**TASK TO CARRY OUT**
Exact repetition of every entry is required.

**INFORMATION SHOWN**
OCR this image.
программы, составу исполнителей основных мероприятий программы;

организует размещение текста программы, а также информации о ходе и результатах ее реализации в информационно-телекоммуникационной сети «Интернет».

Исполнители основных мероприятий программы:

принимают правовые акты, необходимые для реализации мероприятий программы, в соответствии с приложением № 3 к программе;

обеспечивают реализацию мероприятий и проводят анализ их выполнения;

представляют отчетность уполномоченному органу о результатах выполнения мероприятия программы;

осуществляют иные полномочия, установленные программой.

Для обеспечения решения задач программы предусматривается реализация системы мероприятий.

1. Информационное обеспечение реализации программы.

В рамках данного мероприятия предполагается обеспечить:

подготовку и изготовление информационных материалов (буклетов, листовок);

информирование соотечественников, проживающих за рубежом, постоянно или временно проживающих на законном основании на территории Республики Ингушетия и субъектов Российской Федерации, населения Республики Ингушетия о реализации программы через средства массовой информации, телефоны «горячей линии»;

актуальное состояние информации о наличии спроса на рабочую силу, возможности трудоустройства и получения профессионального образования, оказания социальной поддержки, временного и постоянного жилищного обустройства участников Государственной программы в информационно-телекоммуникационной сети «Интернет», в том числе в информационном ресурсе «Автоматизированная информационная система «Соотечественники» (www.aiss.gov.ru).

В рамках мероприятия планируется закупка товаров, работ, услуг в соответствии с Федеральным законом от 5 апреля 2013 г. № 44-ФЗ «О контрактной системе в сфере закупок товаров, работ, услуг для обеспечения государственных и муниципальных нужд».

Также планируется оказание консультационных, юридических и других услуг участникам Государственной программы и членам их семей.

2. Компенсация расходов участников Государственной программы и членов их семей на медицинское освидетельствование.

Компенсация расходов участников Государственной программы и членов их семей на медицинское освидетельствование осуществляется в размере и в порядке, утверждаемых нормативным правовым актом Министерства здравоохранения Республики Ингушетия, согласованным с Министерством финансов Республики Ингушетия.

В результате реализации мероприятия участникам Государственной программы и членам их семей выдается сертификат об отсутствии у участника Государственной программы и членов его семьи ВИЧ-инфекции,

**SOLUTION TO THE PROBLEM**
OCR this image.
программы, составу исполнителей основных мероприятий программы;

организует размещение текста программы, а также информации о ходе и результатах ее реализации в информационно-телекоммуникационной сети «Интернет».

Исполнители основных мероприятий программы:

принимают правовые акты, необходимые для реализации мероприятий программы, в соответствии с приложением № 3 к программе;

обеспечивают реализацию мероприятий и проводят анализ их выполнения;

представляют отчетность уполномоченному органу о результатах выполнения мероприятия программы;

осуществляют иные полномочия, установленные программой.

Для обеспечения решения задач программы предусматривается реализация системы мероприятий.

1. Информационное обеспечение реализации программы.

В рамках данного мероприятия предполагается обеспечить:

подготовку и изготовление информационных материалов (буклетов, листовок);

информирование соотечественников, проживающих за рубежом, постоянно или временно проживающих на законном основании на территории Республики Ингушетия и субъектов Российской Федерации, населения Республики Ингушетия о реализации программы через средства массовой информации, телефоны «горячей линии»;

актуальное состояние информации о наличии спроса на рабочую силу, возможности трудоустройства и получения профессионального образования, оказания социальной поддержки, временного и постоянного жилищного обустройства участников Государственной программы в информационно-телекоммуникационной сети «Интернет», в том числе в информационном ресурсе «Автоматизированная информационная система «Соотечественники» (www.aiss.gov.ru).

В рамках мероприятия планируется закупка товаров, работ, услуг в соответствии с Федеральным законом от 5 апреля 2013 г. № 44-ФЗ «О контрактной системе в сфере закупок товаров, работ, услуг для обеспечения государственных и муниципальных нужд».

Также планируется оказание консультационных, юридических и других услуг участникам Государственной программы и членам их семей.

2. Компенсация расходов участников Государственной программы и членов их семей на медицинское освидетельствование.

Компенсация расходов участников Государственной программы и членов их семей на медицинское освидетельствование осуществляется в размере и в порядке, утверждаемых нормативным правовым актом Министерства здравоохранения Республики Ингушетия, согласованным с Министерством финансов Республики Ингушетия.

В результате реализации мероприятия участникам Государственной программы и членам их семей выдается сертификат об отсутствии у участника Государственной программы и членов его семьи ВИЧ-инфекции,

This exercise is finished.